6.8.2011   

NL

Publicatieblad van de Europese Unie

C 232/4


Arrest van het Hof (Eerste kamer) van 16 juni 2011 (verzoek om een prejudiciële beslissing ingediend door de Rechtbank ’s-Gravenhage — Nederland) — Fatma Pehlivan/Staatssecretaris van Justitie

(Zaak C-484/07) (1)

(Associatieovereenkomst EEG-Turkije - Gezinshereniging - Artikel 7, eerste alinea, eerste streepje, van besluit nr. 1/80 van Associatieraad - Kind van Turkse werknemer dat gedurende meer dan drie jaar met deze werknemer heeft samengewoond, maar is gehuwd vóór verstrijken van in die bepaling gestelde termijn van drie jaar - Nationaal recht dat om die reden verblijfsvergunning van betrokkene ter discussie stelt)

(2011/C 232/05)
----
## Gegeven opgave A
Waarom stelt het nationale recht volgens de omschrijving in het uittreksel de verblijfsvergunning van de betrokkene ter discussie?
## Gegeven opgave B
Geef het gedeelte van het uittreksel van "Publicatieblad van de" tot en met "ter discussie stelt)" woordelijk opnieuw weer.
----
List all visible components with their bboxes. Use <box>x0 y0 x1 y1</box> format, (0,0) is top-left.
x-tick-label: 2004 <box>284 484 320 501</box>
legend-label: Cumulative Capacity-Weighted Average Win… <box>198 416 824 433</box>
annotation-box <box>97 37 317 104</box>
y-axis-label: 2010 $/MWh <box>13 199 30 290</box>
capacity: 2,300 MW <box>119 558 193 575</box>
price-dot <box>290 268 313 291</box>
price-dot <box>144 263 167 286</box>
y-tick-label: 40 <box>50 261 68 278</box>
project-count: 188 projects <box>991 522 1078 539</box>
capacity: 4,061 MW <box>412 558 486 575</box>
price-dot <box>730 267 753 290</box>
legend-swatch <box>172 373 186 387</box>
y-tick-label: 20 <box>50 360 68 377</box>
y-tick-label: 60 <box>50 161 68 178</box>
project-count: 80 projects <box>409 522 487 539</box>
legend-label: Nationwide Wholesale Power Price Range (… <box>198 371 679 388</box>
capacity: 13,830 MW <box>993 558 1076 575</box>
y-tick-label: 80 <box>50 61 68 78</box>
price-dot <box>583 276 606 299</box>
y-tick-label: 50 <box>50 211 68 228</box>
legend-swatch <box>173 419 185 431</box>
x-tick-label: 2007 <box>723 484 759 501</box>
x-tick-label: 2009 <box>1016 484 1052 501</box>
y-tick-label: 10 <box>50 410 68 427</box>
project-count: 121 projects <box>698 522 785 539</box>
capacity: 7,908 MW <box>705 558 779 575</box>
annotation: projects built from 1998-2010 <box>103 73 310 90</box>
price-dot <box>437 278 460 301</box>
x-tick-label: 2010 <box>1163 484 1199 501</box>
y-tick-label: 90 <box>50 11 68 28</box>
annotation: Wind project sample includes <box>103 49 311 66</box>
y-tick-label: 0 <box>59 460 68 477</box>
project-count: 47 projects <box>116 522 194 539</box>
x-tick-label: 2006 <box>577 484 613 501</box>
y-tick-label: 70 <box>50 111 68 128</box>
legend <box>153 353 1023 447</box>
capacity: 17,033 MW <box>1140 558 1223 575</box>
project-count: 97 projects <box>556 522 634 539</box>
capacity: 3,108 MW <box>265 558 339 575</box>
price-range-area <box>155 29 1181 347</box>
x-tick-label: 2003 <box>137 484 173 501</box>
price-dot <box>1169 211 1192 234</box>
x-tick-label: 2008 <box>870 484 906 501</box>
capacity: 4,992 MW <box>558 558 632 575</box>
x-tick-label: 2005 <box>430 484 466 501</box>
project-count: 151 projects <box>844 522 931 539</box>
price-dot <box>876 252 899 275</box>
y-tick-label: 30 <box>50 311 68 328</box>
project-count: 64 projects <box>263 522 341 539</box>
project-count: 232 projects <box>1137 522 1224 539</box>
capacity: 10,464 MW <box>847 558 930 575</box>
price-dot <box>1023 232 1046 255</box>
----
## Uitgewerkte oplossing A
Het kind van de Turkse werknemer heeft meer dan drie jaar met die werknemer samengewoond, maar is gehuwd vóór het verstrijken van de termijn van drie jaar uit artikel 7, eerste alinea, eerste streepje, van besluit nr. 1/80 van de Associatieraad.

## Uitgewerkte oplossing B
Publicatieblad van de Europese Unie

C 232/4


Arrest van het Hof (Eerste kamer) van 16 juni 2011 (verzoek om een prejudiciële beslissing ingediend door de Rechtbank ’s-Gravenhage — Nederland) — Fatma Pehlivan/Staatssecretaris van Justitie

(Zaak C-484/07) (1)

(Associatieovereenkomst EEG-Turkije - Gezinshereniging - Artikel 7, eerste alinea, eerste streepje, van besluit nr. 1/80 van Associatieraad - Kind van Turkse werknemer dat gedurende meer dan drie jaar met deze werknemer heeft samengewoond, maar is gehuwd vóór verstrijken van in die bepaling gestelde termijn van drie jaar - Nationaal recht dat om die reden verblijfsvergunning van betrokkene ter discussie stelt)